→ **What is expected**: Repeat, exactly and completely, the material that follows. Omit the pictures.
-- Record set start --
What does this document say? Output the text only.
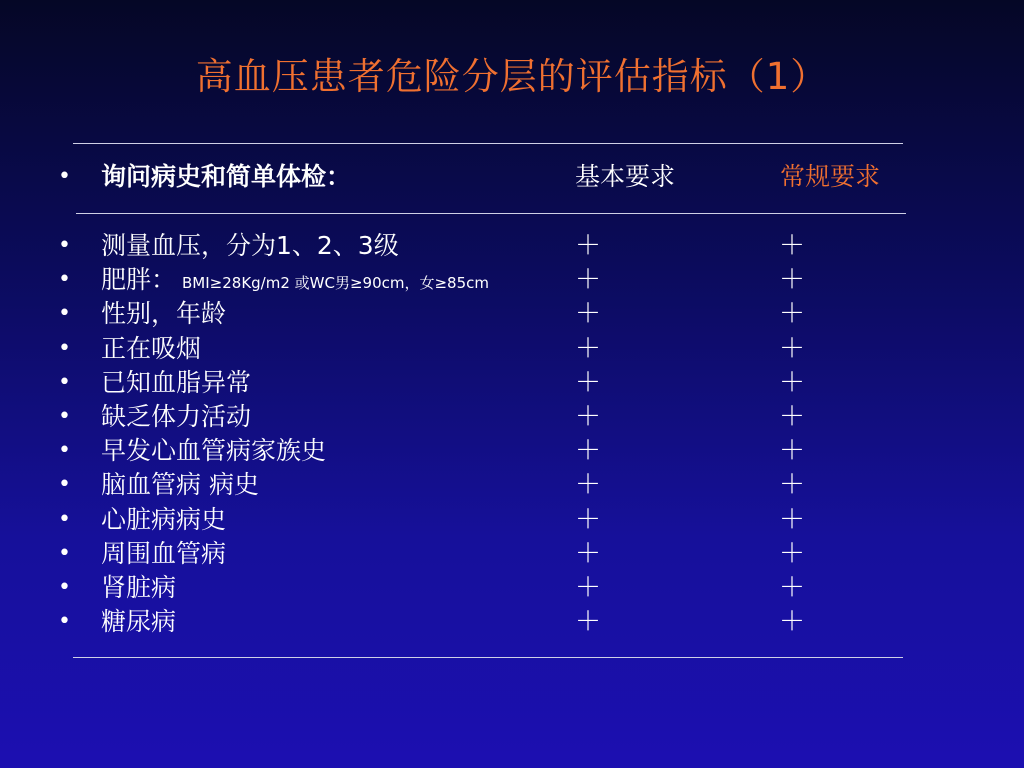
高血压患者危险分层的评估指标（1）
• 询问病史和简单体检：	基本要求	常规要求
• 测量血压，分为1、2、3级	＋	＋
• 肥胖： BMI≥28Kg/m2 或WC男≥90cm，女≥85cm	＋	＋
• 性别，年龄	＋	＋
• 正在吸烟	＋	＋
• 已知血脂异常	＋	＋
• 缺乏体力活动	＋	＋
• 早发心血管病家族史	＋	＋
• 脑血管病 病史	＋	＋
• 心脏病病史	＋	＋
• 周围血管病	＋	＋
• 肾脏病	＋	＋
• 糖尿病	＋	＋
-- Record set end --
→ **Solution to this task**:
What does this document say? Output the text only.
高血压患者危险分层的评估指标（1）
• 询问病史和简单体检：	基本要求	常规要求
• 测量血压，分为1、2、3级	＋	＋
• 肥胖： BMI≥28Kg/m2 或WC男≥90cm，女≥85cm	＋	＋
• 性别，年龄	＋	＋
• 正在吸烟	＋	＋
• 已知血脂异常	＋	＋
• 缺乏体力活动	＋	＋
• 早发心血管病家族史	＋	＋
• 脑血管病 病史	＋	＋
• 心脏病病史	＋	＋
• 周围血管病	＋	＋
• 肾脏病	＋	＋
• 糖尿病	＋	＋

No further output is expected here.